▶ [WORK TO DO]
Return, without any changes, every line of the data from its first line through the line containing "x-tick-label: 20-Ιουλ xyxy=(489,350,500,389)", inclusive.

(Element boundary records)
'''

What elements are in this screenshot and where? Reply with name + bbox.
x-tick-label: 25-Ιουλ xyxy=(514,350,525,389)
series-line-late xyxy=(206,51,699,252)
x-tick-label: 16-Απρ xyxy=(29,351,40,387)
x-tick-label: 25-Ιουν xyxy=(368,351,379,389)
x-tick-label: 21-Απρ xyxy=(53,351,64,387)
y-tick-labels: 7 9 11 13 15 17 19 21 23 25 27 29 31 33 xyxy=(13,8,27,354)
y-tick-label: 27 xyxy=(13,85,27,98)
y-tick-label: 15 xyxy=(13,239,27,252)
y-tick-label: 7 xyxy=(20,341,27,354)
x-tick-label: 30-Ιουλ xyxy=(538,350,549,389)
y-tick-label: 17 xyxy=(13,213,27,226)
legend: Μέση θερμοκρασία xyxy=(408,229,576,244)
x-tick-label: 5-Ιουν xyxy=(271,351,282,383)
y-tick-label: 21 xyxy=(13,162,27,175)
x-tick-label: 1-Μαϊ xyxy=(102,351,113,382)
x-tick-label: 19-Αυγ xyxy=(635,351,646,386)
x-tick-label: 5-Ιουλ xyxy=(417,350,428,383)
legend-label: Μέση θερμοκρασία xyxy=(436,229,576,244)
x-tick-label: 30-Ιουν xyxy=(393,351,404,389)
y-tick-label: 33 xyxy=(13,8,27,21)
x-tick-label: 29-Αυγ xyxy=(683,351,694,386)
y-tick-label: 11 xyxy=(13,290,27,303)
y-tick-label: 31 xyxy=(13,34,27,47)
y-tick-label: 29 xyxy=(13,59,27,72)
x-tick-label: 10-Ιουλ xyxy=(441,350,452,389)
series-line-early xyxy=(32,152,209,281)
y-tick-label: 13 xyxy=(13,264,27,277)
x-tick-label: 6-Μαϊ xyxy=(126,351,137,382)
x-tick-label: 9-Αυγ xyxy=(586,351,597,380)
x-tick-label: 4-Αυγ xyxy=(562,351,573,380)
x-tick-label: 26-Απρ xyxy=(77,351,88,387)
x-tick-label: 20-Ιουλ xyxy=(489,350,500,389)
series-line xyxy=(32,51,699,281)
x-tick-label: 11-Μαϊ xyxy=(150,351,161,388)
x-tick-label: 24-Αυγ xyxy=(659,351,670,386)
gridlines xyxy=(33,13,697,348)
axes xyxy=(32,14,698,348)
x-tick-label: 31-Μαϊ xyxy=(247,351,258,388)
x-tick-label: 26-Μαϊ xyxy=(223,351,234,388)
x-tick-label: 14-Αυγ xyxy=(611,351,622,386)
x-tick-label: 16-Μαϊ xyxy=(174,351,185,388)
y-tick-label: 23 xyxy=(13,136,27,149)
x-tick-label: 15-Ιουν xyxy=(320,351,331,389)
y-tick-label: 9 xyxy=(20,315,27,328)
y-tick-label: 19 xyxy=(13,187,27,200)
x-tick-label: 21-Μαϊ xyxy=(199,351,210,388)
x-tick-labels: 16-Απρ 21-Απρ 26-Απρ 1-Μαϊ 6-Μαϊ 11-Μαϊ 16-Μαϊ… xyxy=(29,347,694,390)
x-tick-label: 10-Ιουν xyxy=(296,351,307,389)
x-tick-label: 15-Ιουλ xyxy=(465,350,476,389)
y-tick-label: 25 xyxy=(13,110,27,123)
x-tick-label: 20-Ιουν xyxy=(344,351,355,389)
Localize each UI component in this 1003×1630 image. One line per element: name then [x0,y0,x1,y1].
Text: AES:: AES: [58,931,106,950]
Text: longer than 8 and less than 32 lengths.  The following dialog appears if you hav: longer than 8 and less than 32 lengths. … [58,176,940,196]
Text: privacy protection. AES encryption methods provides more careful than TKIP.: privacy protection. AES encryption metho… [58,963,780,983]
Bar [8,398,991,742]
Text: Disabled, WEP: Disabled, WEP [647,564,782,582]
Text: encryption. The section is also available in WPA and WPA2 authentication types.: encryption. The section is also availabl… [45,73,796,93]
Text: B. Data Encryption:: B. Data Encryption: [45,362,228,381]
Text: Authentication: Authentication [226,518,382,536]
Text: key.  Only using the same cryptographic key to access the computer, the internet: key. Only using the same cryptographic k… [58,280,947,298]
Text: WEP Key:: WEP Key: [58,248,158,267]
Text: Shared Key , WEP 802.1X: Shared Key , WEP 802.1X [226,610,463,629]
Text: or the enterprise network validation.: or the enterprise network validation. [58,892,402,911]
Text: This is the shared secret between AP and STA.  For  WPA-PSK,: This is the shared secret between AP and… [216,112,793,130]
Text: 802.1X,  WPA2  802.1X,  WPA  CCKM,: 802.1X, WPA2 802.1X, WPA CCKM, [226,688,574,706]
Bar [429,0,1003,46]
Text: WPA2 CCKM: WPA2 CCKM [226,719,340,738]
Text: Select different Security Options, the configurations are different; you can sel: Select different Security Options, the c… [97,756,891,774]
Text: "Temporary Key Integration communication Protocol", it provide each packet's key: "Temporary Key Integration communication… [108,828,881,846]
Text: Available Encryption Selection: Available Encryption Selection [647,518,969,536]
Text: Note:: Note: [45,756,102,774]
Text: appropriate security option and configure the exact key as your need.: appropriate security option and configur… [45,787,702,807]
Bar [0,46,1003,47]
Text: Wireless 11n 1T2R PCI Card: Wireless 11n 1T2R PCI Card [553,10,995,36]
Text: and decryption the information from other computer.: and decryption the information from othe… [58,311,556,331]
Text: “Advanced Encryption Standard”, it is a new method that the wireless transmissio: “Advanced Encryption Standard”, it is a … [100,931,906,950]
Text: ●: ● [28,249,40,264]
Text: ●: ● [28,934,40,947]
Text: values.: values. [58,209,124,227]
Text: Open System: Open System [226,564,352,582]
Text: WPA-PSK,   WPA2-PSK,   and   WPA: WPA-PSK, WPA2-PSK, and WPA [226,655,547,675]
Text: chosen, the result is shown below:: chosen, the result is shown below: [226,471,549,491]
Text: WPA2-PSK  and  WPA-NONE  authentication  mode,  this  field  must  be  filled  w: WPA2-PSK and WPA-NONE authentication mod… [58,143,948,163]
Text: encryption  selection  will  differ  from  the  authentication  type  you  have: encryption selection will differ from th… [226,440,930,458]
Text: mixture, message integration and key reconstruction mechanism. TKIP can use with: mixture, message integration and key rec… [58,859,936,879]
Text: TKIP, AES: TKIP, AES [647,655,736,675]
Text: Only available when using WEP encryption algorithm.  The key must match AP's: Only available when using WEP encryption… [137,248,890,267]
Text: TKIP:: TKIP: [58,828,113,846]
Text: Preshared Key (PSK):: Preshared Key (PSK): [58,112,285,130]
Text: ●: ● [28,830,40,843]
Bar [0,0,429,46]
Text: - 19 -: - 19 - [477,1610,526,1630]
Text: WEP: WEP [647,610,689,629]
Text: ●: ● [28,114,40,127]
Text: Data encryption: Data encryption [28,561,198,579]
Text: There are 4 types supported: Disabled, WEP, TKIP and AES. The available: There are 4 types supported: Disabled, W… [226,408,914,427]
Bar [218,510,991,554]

'''

▶ [EXPECTED ANSWER]
What elements are in this screenshot and where? Reply with name + bbox.
x-tick-label: 25-Ιουλ xyxy=(514,350,525,389)
series-line-late xyxy=(206,51,699,252)
x-tick-label: 16-Απρ xyxy=(29,351,40,387)
x-tick-label: 25-Ιουν xyxy=(368,351,379,389)
x-tick-label: 21-Απρ xyxy=(53,351,64,387)
y-tick-labels: 7 9 11 13 15 17 19 21 23 25 27 29 31 33 xyxy=(13,8,27,354)
y-tick-label: 27 xyxy=(13,85,27,98)
y-tick-label: 15 xyxy=(13,239,27,252)
y-tick-label: 7 xyxy=(20,341,27,354)
x-tick-label: 30-Ιουλ xyxy=(538,350,549,389)
y-tick-label: 17 xyxy=(13,213,27,226)
legend: Μέση θερμοκρασία xyxy=(408,229,576,244)
x-tick-label: 5-Ιουν xyxy=(271,351,282,383)
y-tick-label: 21 xyxy=(13,162,27,175)
x-tick-label: 1-Μαϊ xyxy=(102,351,113,382)
x-tick-label: 19-Αυγ xyxy=(635,351,646,386)
x-tick-label: 5-Ιουλ xyxy=(417,350,428,383)
legend-label: Μέση θερμοκρασία xyxy=(436,229,576,244)
x-tick-label: 30-Ιουν xyxy=(393,351,404,389)
y-tick-label: 33 xyxy=(13,8,27,21)
x-tick-label: 29-Αυγ xyxy=(683,351,694,386)
y-tick-label: 11 xyxy=(13,290,27,303)
y-tick-label: 31 xyxy=(13,34,27,47)
y-tick-label: 29 xyxy=(13,59,27,72)
x-tick-label: 10-Ιουλ xyxy=(441,350,452,389)
series-line-early xyxy=(32,152,209,281)
y-tick-label: 13 xyxy=(13,264,27,277)
x-tick-label: 6-Μαϊ xyxy=(126,351,137,382)
x-tick-label: 9-Αυγ xyxy=(586,351,597,380)
x-tick-label: 4-Αυγ xyxy=(562,351,573,380)
x-tick-label: 26-Απρ xyxy=(77,351,88,387)
x-tick-label: 20-Ιουλ xyxy=(489,350,500,389)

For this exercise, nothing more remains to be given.